Material for this task -
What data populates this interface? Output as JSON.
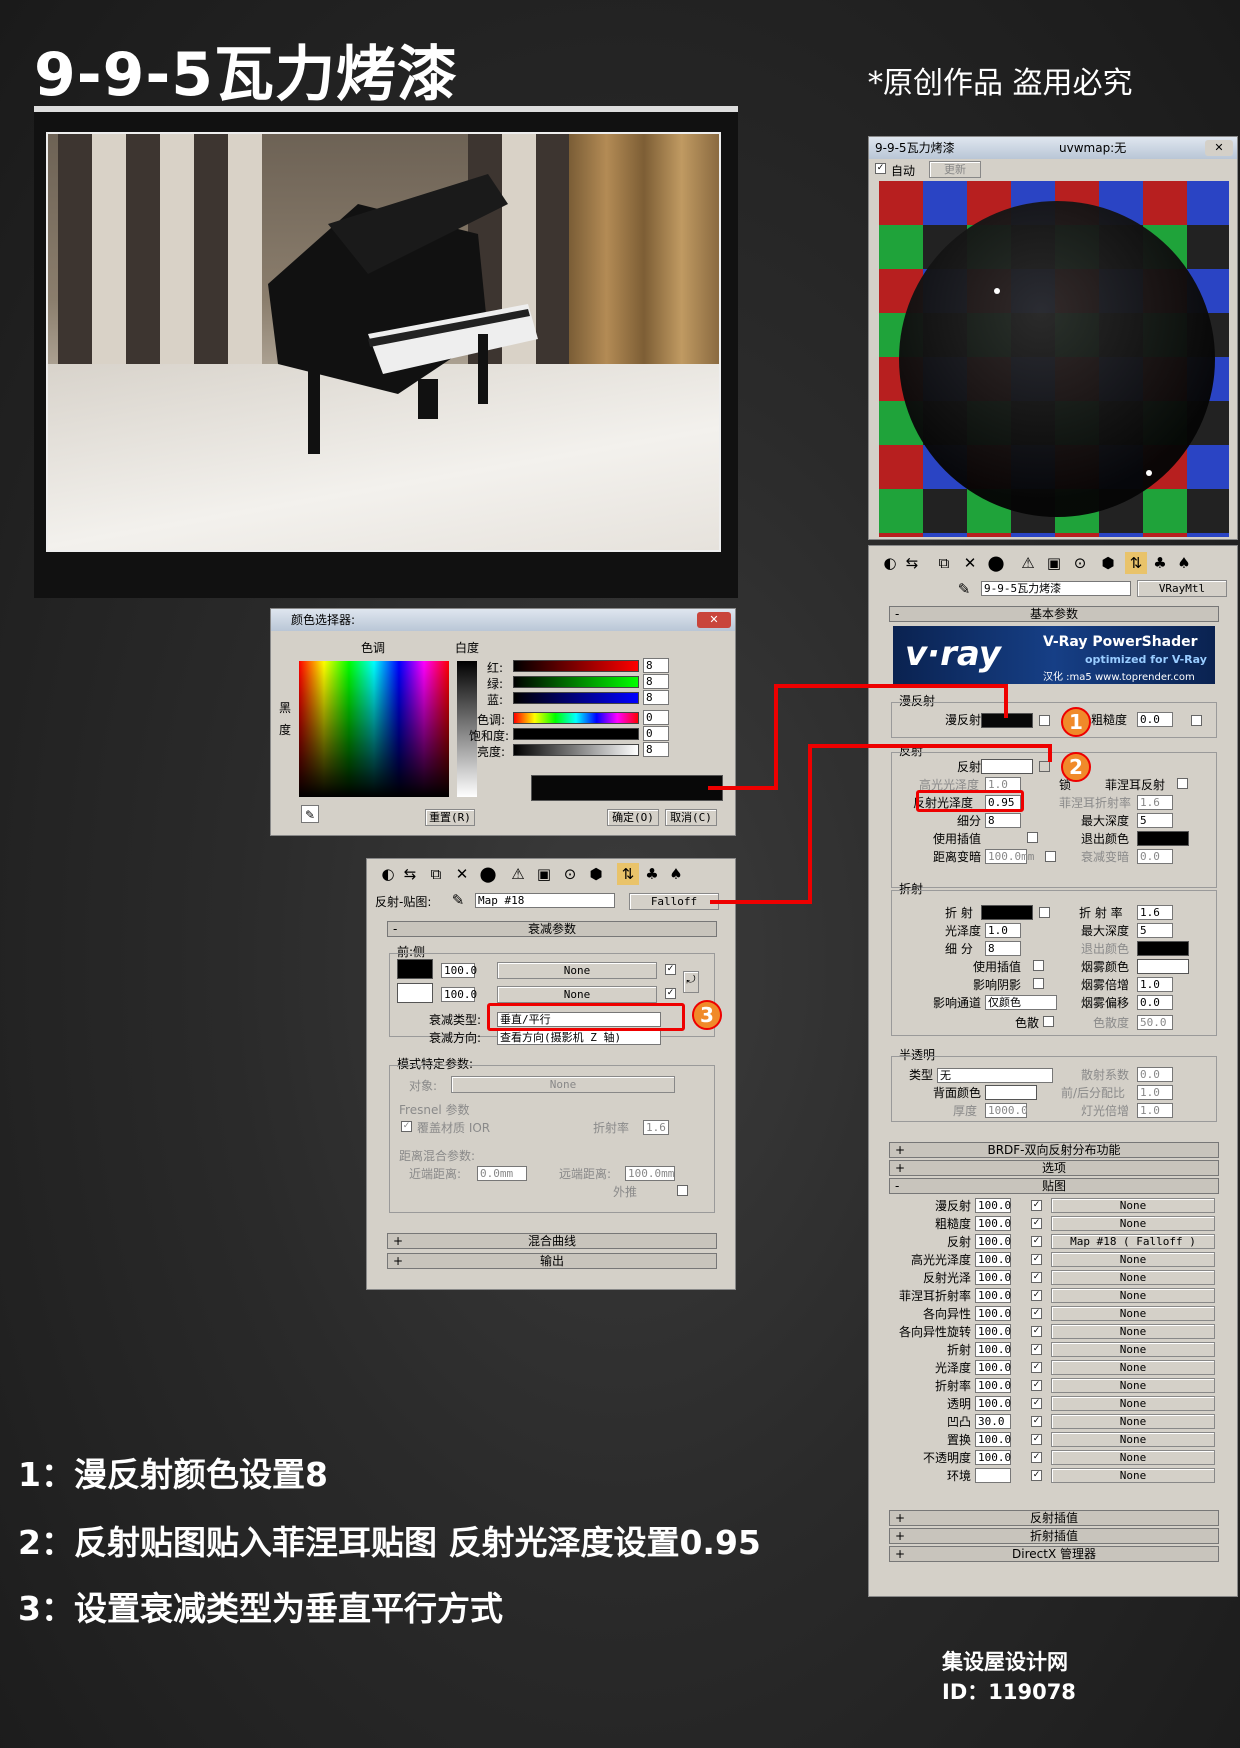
{
  "title": "9-9-5瓦力烤漆",
  "copyright": "*原创作品 盗用必究",
  "preview": {
    "title": "9-9-5瓦力烤漆",
    "map": "uvwmap:无",
    "auto": "自动",
    "update": "更新"
  },
  "color_picker": {
    "title": "颜色选择器:",
    "hue": "色调",
    "whiteness": "白度",
    "black": "黑",
    "degree": "度",
    "red": "红:",
    "green": "绿:",
    "blue": "蓝:",
    "hue2": "色调:",
    "sat": "饱和度:",
    "val": "亮度:",
    "red_v": "8",
    "green_v": "8",
    "blue_v": "8",
    "hue_v": "0",
    "sat_v": "0",
    "val_v": "8",
    "reset": "重置(R)",
    "ok": "确定(O)",
    "cancel": "取消(C)"
  },
  "falloff": {
    "label": "反射-贴图:",
    "map": "Map #18",
    "type": "Falloff",
    "rollout": "衰减参数",
    "front_side": "前:侧",
    "v1": "100.0",
    "v2": "100.0",
    "none": "None",
    "falloff_type_label": "衰减类型:",
    "falloff_type": "垂直/平行",
    "dir_label": "衰减方向:",
    "dir": "查看方向(摄影机 Z 轴)",
    "mode_params": "模式特定参数:",
    "object": "对象:",
    "fresnel": "Fresnel 参数",
    "override_ior": "覆盖材质 IOR",
    "ior": "折射率",
    "ior_v": "1.6",
    "dist_blend": "距离混合参数:",
    "near": "近端距离:",
    "near_v": "0.0mm",
    "far": "远端距离:",
    "far_v": "100.0mm",
    "extrap": "外推",
    "mix_curve": "混合曲线",
    "output": "输出"
  },
  "vray": {
    "material": "9-9-5瓦力烤漆",
    "type": "VRayMtl",
    "basic": "基本参数",
    "banner_logo": "v·ray",
    "banner_title": "V-Ray PowerShader",
    "banner_sub": "optimized for V-Ray",
    "banner_credit": "汉化 :ma5 www.toprender.com",
    "diffuse_grp": "漫反射",
    "diffuse": "漫反射",
    "rough": "粗糙度",
    "rough_v": "0.0",
    "refl_grp": "反射",
    "refl": "反射",
    "hilight": "高光光泽度",
    "hilight_v": "1.0",
    "lock": "锁",
    "fresnel": "菲涅耳反射",
    "refl_gloss": "反射光泽度",
    "refl_gloss_v": "0.95",
    "fresnel_ior": "菲涅耳折射率",
    "fresnel_ior_v": "1.6",
    "subdivs": "细分",
    "subdivs_v": "8",
    "max_depth": "最大深度",
    "max_depth_v": "5",
    "use_interp": "使用插值",
    "exit_color": "退出颜色",
    "dim_dist": "距离变暗",
    "dim_dist_v": "100.0mm",
    "dim_falloff": "衰减变暗",
    "dim_falloff_v": "0.0",
    "refr_grp": "折射",
    "refr": "折 射",
    "refr_ior": "折 射 率",
    "refr_ior_v": "1.6",
    "gloss": "光泽度",
    "gloss_v": "1.0",
    "r_max_depth": "最大深度",
    "r_max_depth_v": "5",
    "r_subdivs": "细 分",
    "r_subdivs_v": "8",
    "r_exit": "退出颜色",
    "r_use_interp": "使用插值",
    "fog_color": "烟雾颜色",
    "affect_shadows": "影响阴影",
    "fog_mult": "烟雾倍增",
    "fog_mult_v": "1.0",
    "affect_ch": "影响通道",
    "affect_ch_v": "仅颜色",
    "fog_bias": "烟雾偏移",
    "fog_bias_v": "0.0",
    "dispersion": "色散",
    "abbe": "色散度",
    "abbe_v": "50.0",
    "trans_grp": "半透明",
    "type_l": "类型",
    "type_v": "无",
    "scatter": "散射系数",
    "scatter_v": "0.0",
    "back_color": "背面颜色",
    "fb": "前/后分配比",
    "fb_v": "1.0",
    "thickness": "厚度",
    "thickness_v": "1000.0",
    "light_mult": "灯光倍增",
    "light_mult_v": "1.0",
    "brdf": "BRDF-双向反射分布功能",
    "options": "选项",
    "maps": "贴图",
    "map_rows": [
      {
        "name": "漫反射",
        "v": "100.0",
        "map": "None"
      },
      {
        "name": "粗糙度",
        "v": "100.0",
        "map": "None"
      },
      {
        "name": "反射",
        "v": "100.0",
        "map": "Map #18  ( Falloff )"
      },
      {
        "name": "高光光泽度",
        "v": "100.0",
        "map": "None"
      },
      {
        "name": "反射光泽",
        "v": "100.0",
        "map": "None"
      },
      {
        "name": "菲涅耳折射率",
        "v": "100.0",
        "map": "None"
      },
      {
        "name": "各向异性",
        "v": "100.0",
        "map": "None"
      },
      {
        "name": "各向异性旋转",
        "v": "100.0",
        "map": "None"
      },
      {
        "name": "折射",
        "v": "100.0",
        "map": "None"
      },
      {
        "name": "光泽度",
        "v": "100.0",
        "map": "None"
      },
      {
        "name": "折射率",
        "v": "100.0",
        "map": "None"
      },
      {
        "name": "透明",
        "v": "100.0",
        "map": "None"
      },
      {
        "name": "凹凸",
        "v": "30.0",
        "map": "None"
      },
      {
        "name": "置换",
        "v": "100.0",
        "map": "None"
      },
      {
        "name": "不透明度",
        "v": "100.0",
        "map": "None"
      },
      {
        "name": "环境",
        "v": "",
        "map": "None"
      }
    ],
    "refl_interp": "反射插值",
    "refr_interp": "折射插值",
    "directx": "DirectX 管理器"
  },
  "badges": [
    "1",
    "2",
    "3"
  ],
  "steps": [
    "1：漫反射颜色设置8",
    "2：反射贴图贴入菲涅耳贴图  反射光泽度设置0.95",
    "3：设置衰减类型为垂直平行方式"
  ],
  "footer": {
    "site": "集设屋设计网",
    "id": "ID：119078"
  }
}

What you are asked to do - Quote all the records verbatim, dropping any pictures from your copy.

Answer for this exercise -
What data populates this interface? Output as JSON.
{
  "title": "9-9-5瓦力烤漆",
  "copyright": "*原创作品 盗用必究",
  "preview": {
    "title": "9-9-5瓦力烤漆",
    "map": "uvwmap:无",
    "auto": "自动",
    "update": "更新"
  },
  "color_picker": {
    "title": "颜色选择器:",
    "hue": "色调",
    "whiteness": "白度",
    "black": "黑",
    "degree": "度",
    "red": "红:",
    "green": "绿:",
    "blue": "蓝:",
    "hue2": "色调:",
    "sat": "饱和度:",
    "val": "亮度:",
    "red_v": "8",
    "green_v": "8",
    "blue_v": "8",
    "hue_v": "0",
    "sat_v": "0",
    "val_v": "8",
    "reset": "重置(R)",
    "ok": "确定(O)",
    "cancel": "取消(C)"
  },
  "falloff": {
    "label": "反射-贴图:",
    "map": "Map #18",
    "type": "Falloff",
    "rollout": "衰减参数",
    "front_side": "前:侧",
    "v1": "100.0",
    "v2": "100.0",
    "none": "None",
    "falloff_type_label": "衰减类型:",
    "falloff_type": "垂直/平行",
    "dir_label": "衰减方向:",
    "dir": "查看方向(摄影机 Z 轴)",
    "mode_params": "模式特定参数:",
    "object": "对象:",
    "fresnel": "Fresnel 参数",
    "override_ior": "覆盖材质 IOR",
    "ior": "折射率",
    "ior_v": "1.6",
    "dist_blend": "距离混合参数:",
    "near": "近端距离:",
    "near_v": "0.0mm",
    "far": "远端距离:",
    "far_v": "100.0mm",
    "extrap": "外推",
    "mix_curve": "混合曲线",
    "output": "输出"
  },
  "vray": {
    "material": "9-9-5瓦力烤漆",
    "type": "VRayMtl",
    "basic": "基本参数",
    "banner_logo": "v·ray",
    "banner_title": "V-Ray PowerShader",
    "banner_sub": "optimized for V-Ray",
    "banner_credit": "汉化 :ma5 www.toprender.com",
    "diffuse_grp": "漫反射",
    "diffuse": "漫反射",
    "rough": "粗糙度",
    "rough_v": "0.0",
    "refl_grp": "反射",
    "refl": "反射",
    "hilight": "高光光泽度",
    "hilight_v": "1.0",
    "lock": "锁",
    "fresnel": "菲涅耳反射",
    "refl_gloss": "反射光泽度",
    "refl_gloss_v": "0.95",
    "fresnel_ior": "菲涅耳折射率",
    "fresnel_ior_v": "1.6",
    "subdivs": "细分",
    "subdivs_v": "8",
    "max_depth": "最大深度",
    "max_depth_v": "5",
    "use_interp": "使用插值",
    "exit_color": "退出颜色",
    "dim_dist": "距离变暗",
    "dim_dist_v": "100.0mm",
    "dim_falloff": "衰减变暗",
    "dim_falloff_v": "0.0",
    "refr_grp": "折射",
    "refr": "折 射",
    "refr_ior": "折 射 率",
    "refr_ior_v": "1.6",
    "gloss": "光泽度",
    "gloss_v": "1.0",
    "r_max_depth": "最大深度",
    "r_max_depth_v": "5",
    "r_subdivs": "细 分",
    "r_subdivs_v": "8",
    "r_exit": "退出颜色",
    "r_use_interp": "使用插值",
    "fog_color": "烟雾颜色",
    "affect_shadows": "影响阴影",
    "fog_mult": "烟雾倍增",
    "fog_mult_v": "1.0",
    "affect_ch": "影响通道",
    "affect_ch_v": "仅颜色",
    "fog_bias": "烟雾偏移",
    "fog_bias_v": "0.0",
    "dispersion": "色散",
    "abbe": "色散度",
    "abbe_v": "50.0",
    "trans_grp": "半透明",
    "type_l": "类型",
    "type_v": "无",
    "scatter": "散射系数",
    "scatter_v": "0.0",
    "back_color": "背面颜色",
    "fb": "前/后分配比",
    "fb_v": "1.0",
    "thickness": "厚度",
    "thickness_v": "1000.0",
    "light_mult": "灯光倍增",
    "light_mult_v": "1.0",
    "brdf": "BRDF-双向反射分布功能",
    "options": "选项",
    "maps": "贴图",
    "map_rows": [
      {
        "name": "漫反射",
        "v": "100.0",
        "map": "None"
      },
      {
        "name": "粗糙度",
        "v": "100.0",
        "map": "None"
      },
      {
        "name": "反射",
        "v": "100.0",
        "map": "Map #18  ( Falloff )"
      },
      {
        "name": "高光光泽度",
        "v": "100.0",
        "map": "None"
      },
      {
        "name": "反射光泽",
        "v": "100.0",
        "map": "None"
      },
      {
        "name": "菲涅耳折射率",
        "v": "100.0",
        "map": "None"
      },
      {
        "name": "各向异性",
        "v": "100.0",
        "map": "None"
      },
      {
        "name": "各向异性旋转",
        "v": "100.0",
        "map": "None"
      },
      {
        "name": "折射",
        "v": "100.0",
        "map": "None"
      },
      {
        "name": "光泽度",
        "v": "100.0",
        "map": "None"
      },
      {
        "name": "折射率",
        "v": "100.0",
        "map": "None"
      },
      {
        "name": "透明",
        "v": "100.0",
        "map": "None"
      },
      {
        "name": "凹凸",
        "v": "30.0",
        "map": "None"
      },
      {
        "name": "置换",
        "v": "100.0",
        "map": "None"
      },
      {
        "name": "不透明度",
        "v": "100.0",
        "map": "None"
      },
      {
        "name": "环境",
        "v": "",
        "map": "None"
      }
    ],
    "refl_interp": "反射插值",
    "refr_interp": "折射插值",
    "directx": "DirectX 管理器"
  },
  "badges": [
    "1",
    "2",
    "3"
  ],
  "steps": [
    "1：漫反射颜色设置8",
    "2：反射贴图贴入菲涅耳贴图  反射光泽度设置0.95",
    "3：设置衰减类型为垂直平行方式"
  ],
  "footer": {
    "site": "集设屋设计网",
    "id": "ID：119078"
  }
}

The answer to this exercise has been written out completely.